* **WHAT IS REQUIRED**:
Restate the listing below word for word, omitting any images.

* **DATA ROWS**:
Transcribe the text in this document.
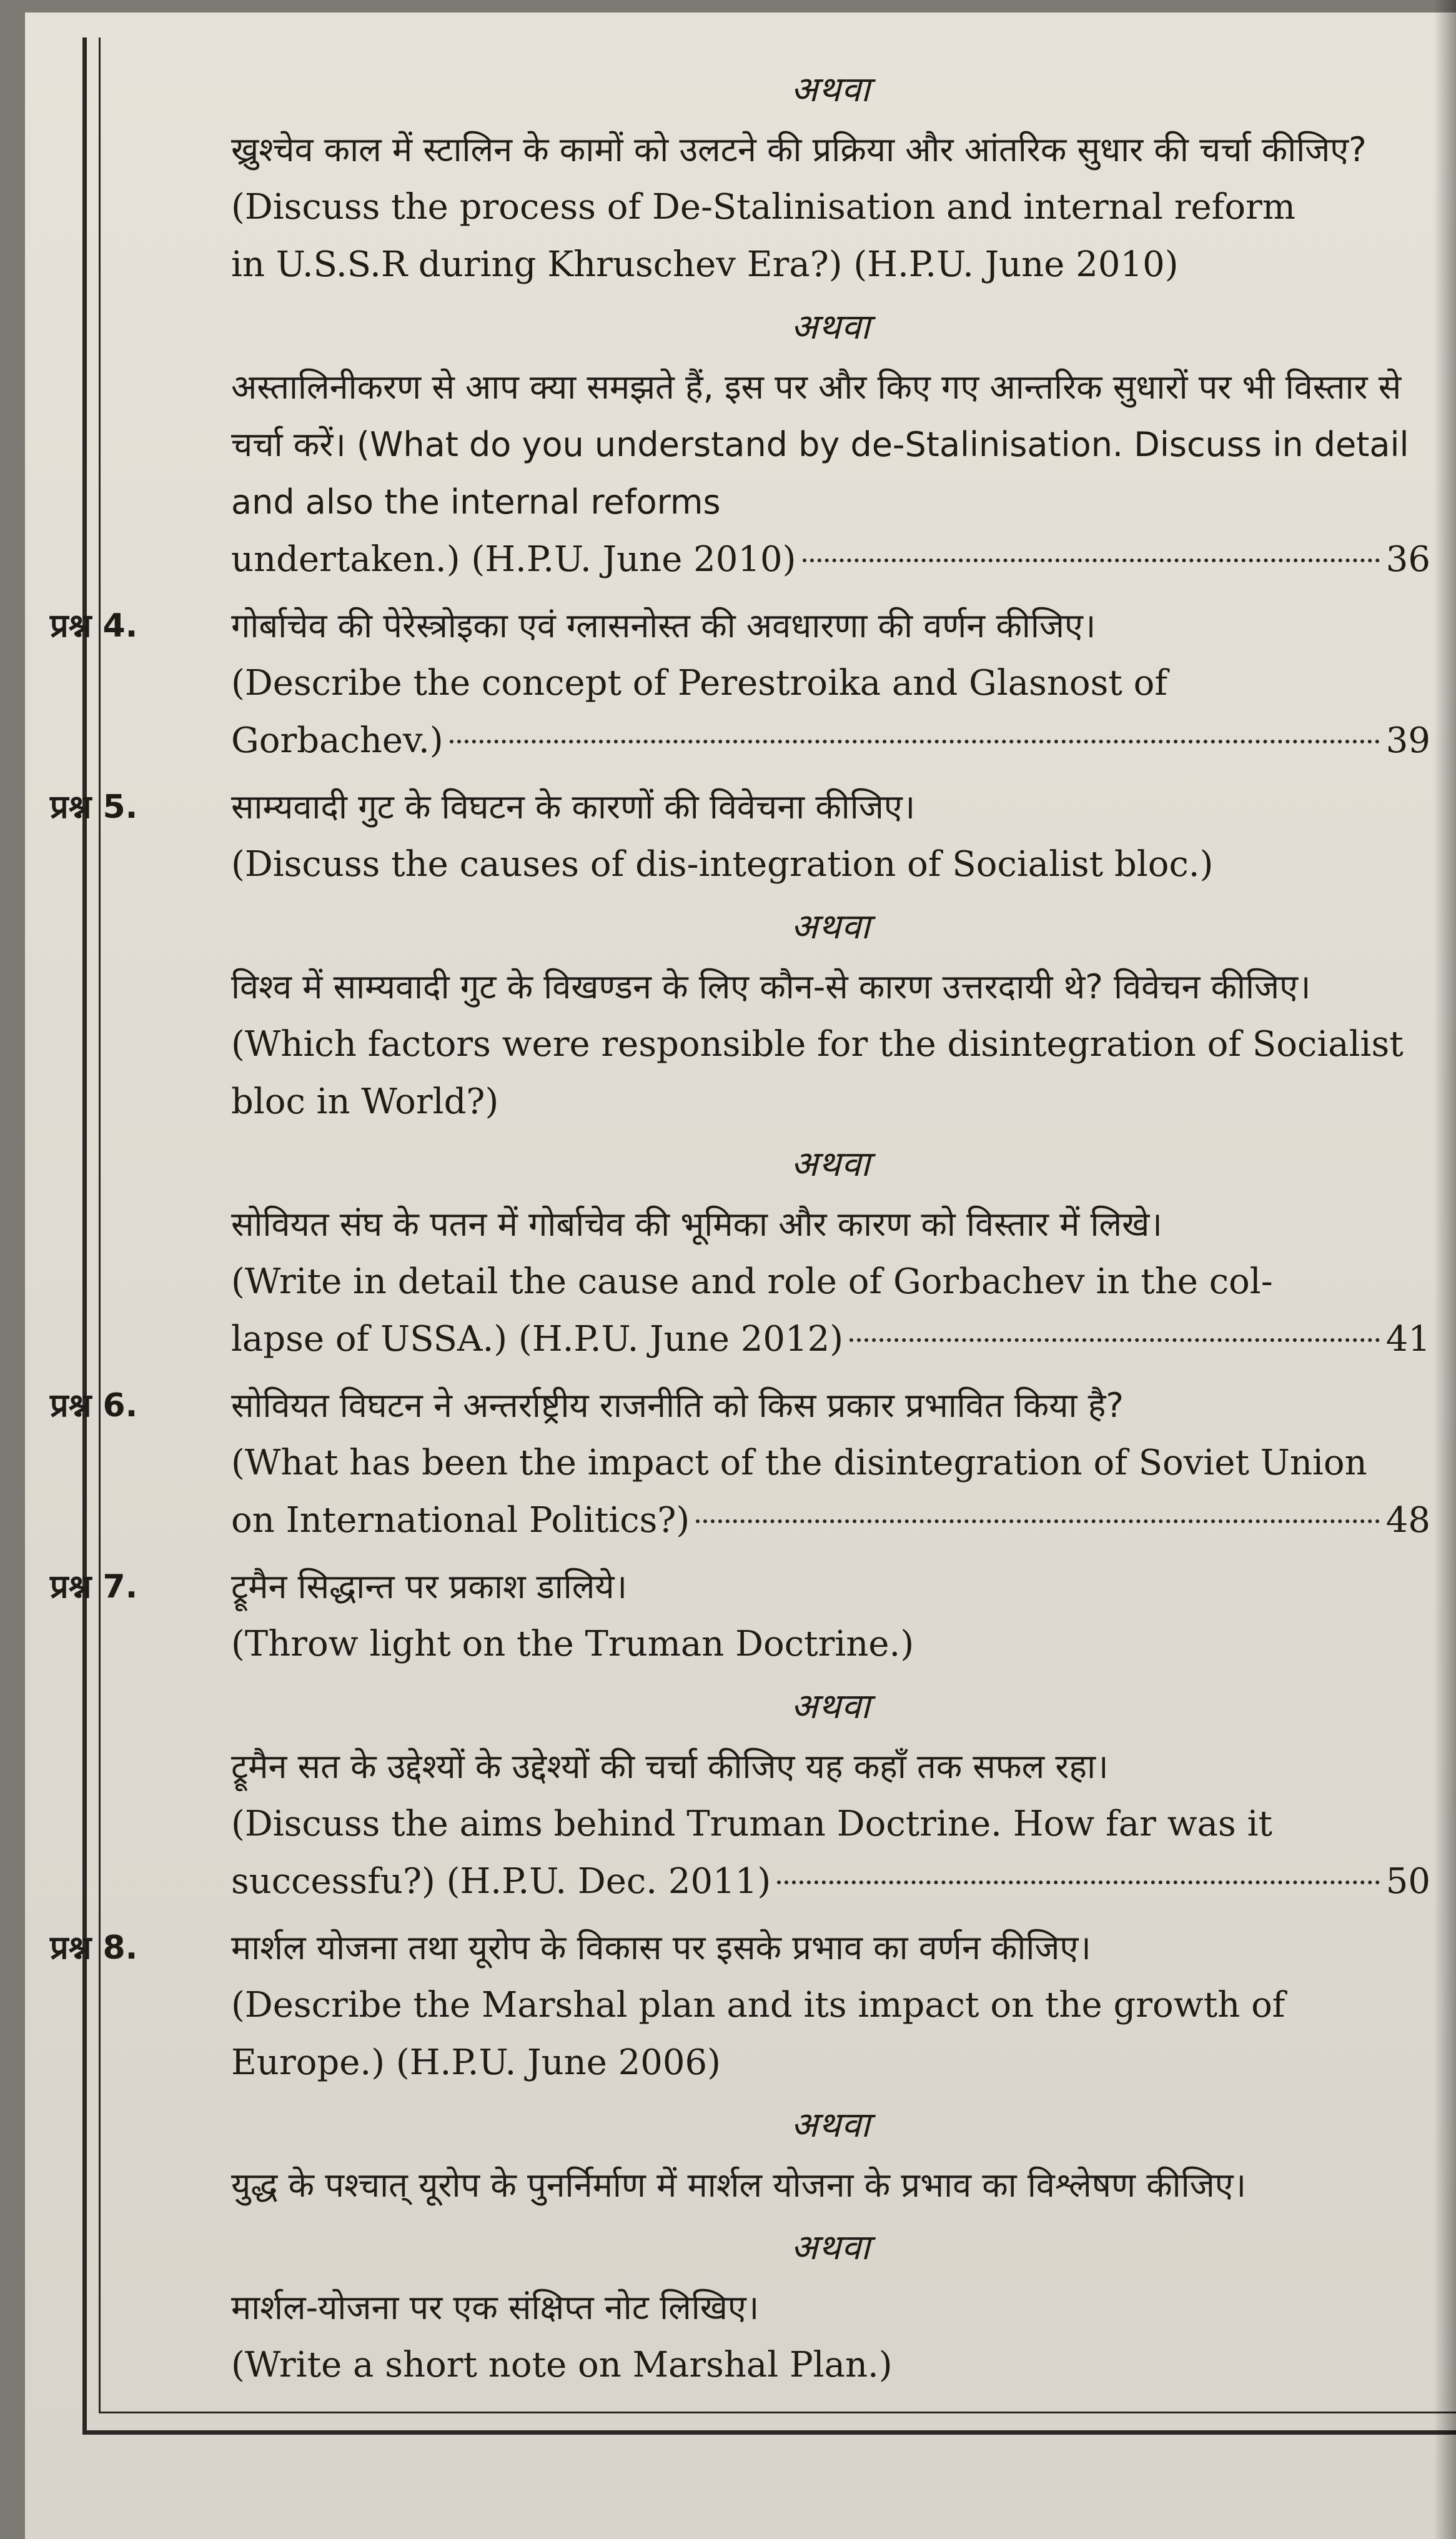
अथवा
ख्रुश्चेव काल में स्टालिन के कामों को उलटने की प्रक्रिया और आंतरिक सुधार की चर्चा कीजिए?
(Discuss the process of De-Stalinisation and internal reform
in U.S.S.R during Khruschev Era?) (H.P.U. June 2010)
अथवा
अस्तालिनीकरण से आप क्या समझते हैं, इस पर और किए गए आन्तरिक सुधारों पर भी विस्तार से चर्चा करें। (What do you understand by de-Stalinisation. Discuss in detail and also the internal reforms
undertaken.) (H.P.U. June 2010)	36
प्रश्न 4.	गोर्बाचेव की पेरेस्त्रोइका एवं ग्लासनोस्त की अवधारणा की वर्णन कीजिए।
(Describe the concept of Perestroika and Glasnost of
Gorbachev.)	39
प्रश्न 5.	साम्यवादी गुट के विघटन के कारणों की विवेचना कीजिए।
(Discuss the causes of dis-integration of Socialist bloc.)
अथवा
विश्व में साम्यवादी गुट के विखण्डन के लिए कौन-से कारण उत्तरदायी थे? विवेचन कीजिए।
(Which factors were responsible for the disintegration of Socialist bloc in World?)
अथवा
सोवियत संघ के पतन में गोर्बाचेव की भूमिका और कारण को विस्तार में लिखे।
(Write in detail the cause and role of Gorbachev in the col-
lapse of USSA.) (H.P.U. June 2012)	41
प्रश्न 6.	सोवियत विघटन ने अन्तर्राष्ट्रीय राजनीति को किस प्रकार प्रभावित किया है?
(What has been the impact of the disintegration of Soviet Union
on International Politics?)	48
प्रश्न 7.	ट्रूमैन सिद्धान्त पर प्रकाश डालिये।
(Throw light on the Truman Doctrine.)
अथवा
ट्रूमैन सत के उद्देश्यों के उद्देश्यों की चर्चा कीजिए यह कहाँ तक सफल रहा।
(Discuss the aims behind Truman Doctrine. How far was it
successfu?) (H.P.U. Dec. 2011)	50
प्रश्न 8.	मार्शल योजना तथा यूरोप के विकास पर इसके प्रभाव का वर्णन कीजिए।
(Describe the Marshal plan and its impact on the growth of Europe.) (H.P.U. June 2006)
अथवा
युद्ध के पश्चात् यूरोप के पुनर्निर्माण में मार्शल योजना के प्रभाव का विश्लेषण कीजिए।
अथवा
मार्शल-योजना पर एक संक्षिप्त नोट लिखिए।
(Write a short note on Marshal Plan.)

* **SOLVED EXERCISE**:
Transcribe the text in this document.
अथवा
ख्रुश्चेव काल में स्टालिन के कामों को उलटने की प्रक्रिया और आंतरिक सुधार की चर्चा कीजिए?
(Discuss the process of De-Stalinisation and internal reform
in U.S.S.R during Khruschev Era?) (H.P.U. June 2010)
अथवा
अस्तालिनीकरण से आप क्या समझते हैं, इस पर और किए गए आन्तरिक सुधारों पर भी विस्तार से चर्चा करें। (What do you understand by de-Stalinisation. Discuss in detail and also the internal reforms
undertaken.) (H.P.U. June 2010)	36
प्रश्न 4.	गोर्बाचेव की पेरेस्त्रोइका एवं ग्लासनोस्त की अवधारणा की वर्णन कीजिए।
(Describe the concept of Perestroika and Glasnost of
Gorbachev.)	39
प्रश्न 5.	साम्यवादी गुट के विघटन के कारणों की विवेचना कीजिए।
(Discuss the causes of dis-integration of Socialist bloc.)
अथवा
विश्व में साम्यवादी गुट के विखण्डन के लिए कौन-से कारण उत्तरदायी थे? विवेचन कीजिए।
(Which factors were responsible for the disintegration of Socialist bloc in World?)
अथवा
सोवियत संघ के पतन में गोर्बाचेव की भूमिका और कारण को विस्तार में लिखे।
(Write in detail the cause and role of Gorbachev in the col-
lapse of USSA.) (H.P.U. June 2012)	41
प्रश्न 6.	सोवियत विघटन ने अन्तर्राष्ट्रीय राजनीति को किस प्रकार प्रभावित किया है?
(What has been the impact of the disintegration of Soviet Union
on International Politics?)	48
प्रश्न 7.	ट्रूमैन सिद्धान्त पर प्रकाश डालिये।
(Throw light on the Truman Doctrine.)
अथवा
ट्रूमैन सत के उद्देश्यों के उद्देश्यों की चर्चा कीजिए यह कहाँ तक सफल रहा।
(Discuss the aims behind Truman Doctrine. How far was it
successfu?) (H.P.U. Dec. 2011)	50
प्रश्न 8.	मार्शल योजना तथा यूरोप के विकास पर इसके प्रभाव का वर्णन कीजिए।
(Describe the Marshal plan and its impact on the growth of Europe.) (H.P.U. June 2006)
अथवा
युद्ध के पश्चात् यूरोप के पुनर्निर्माण में मार्शल योजना के प्रभाव का विश्लेषण कीजिए।
अथवा
मार्शल-योजना पर एक संक्षिप्त नोट लिखिए।
(Write a short note on Marshal Plan.)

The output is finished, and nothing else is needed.